- [EXERCISE BRIEF]: Of the lines below, how many hold the string "cellosuite"? Give only the number.

- [DATA RECORDS]:
# # # # #
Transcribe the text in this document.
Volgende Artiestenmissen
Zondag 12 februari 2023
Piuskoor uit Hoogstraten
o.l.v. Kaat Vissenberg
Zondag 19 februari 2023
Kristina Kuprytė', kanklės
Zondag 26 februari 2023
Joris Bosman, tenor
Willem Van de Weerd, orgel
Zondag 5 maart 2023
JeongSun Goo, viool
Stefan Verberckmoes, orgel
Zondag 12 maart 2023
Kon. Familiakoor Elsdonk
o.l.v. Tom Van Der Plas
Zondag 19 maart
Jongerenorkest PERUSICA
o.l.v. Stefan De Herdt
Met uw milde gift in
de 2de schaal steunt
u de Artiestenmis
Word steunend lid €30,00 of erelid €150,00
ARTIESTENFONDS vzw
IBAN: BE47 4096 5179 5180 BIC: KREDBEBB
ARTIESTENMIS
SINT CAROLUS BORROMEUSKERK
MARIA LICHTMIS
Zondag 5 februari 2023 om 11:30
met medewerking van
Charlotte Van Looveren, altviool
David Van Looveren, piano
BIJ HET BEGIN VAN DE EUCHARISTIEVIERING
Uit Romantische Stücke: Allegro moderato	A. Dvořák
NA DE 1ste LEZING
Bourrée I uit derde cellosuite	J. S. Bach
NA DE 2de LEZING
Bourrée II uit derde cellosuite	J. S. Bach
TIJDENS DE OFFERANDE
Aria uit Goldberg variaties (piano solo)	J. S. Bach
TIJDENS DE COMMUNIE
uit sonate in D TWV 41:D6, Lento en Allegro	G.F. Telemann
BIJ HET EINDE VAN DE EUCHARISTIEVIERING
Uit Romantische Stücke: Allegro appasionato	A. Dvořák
# # # # #
- [SOLUTION]: 2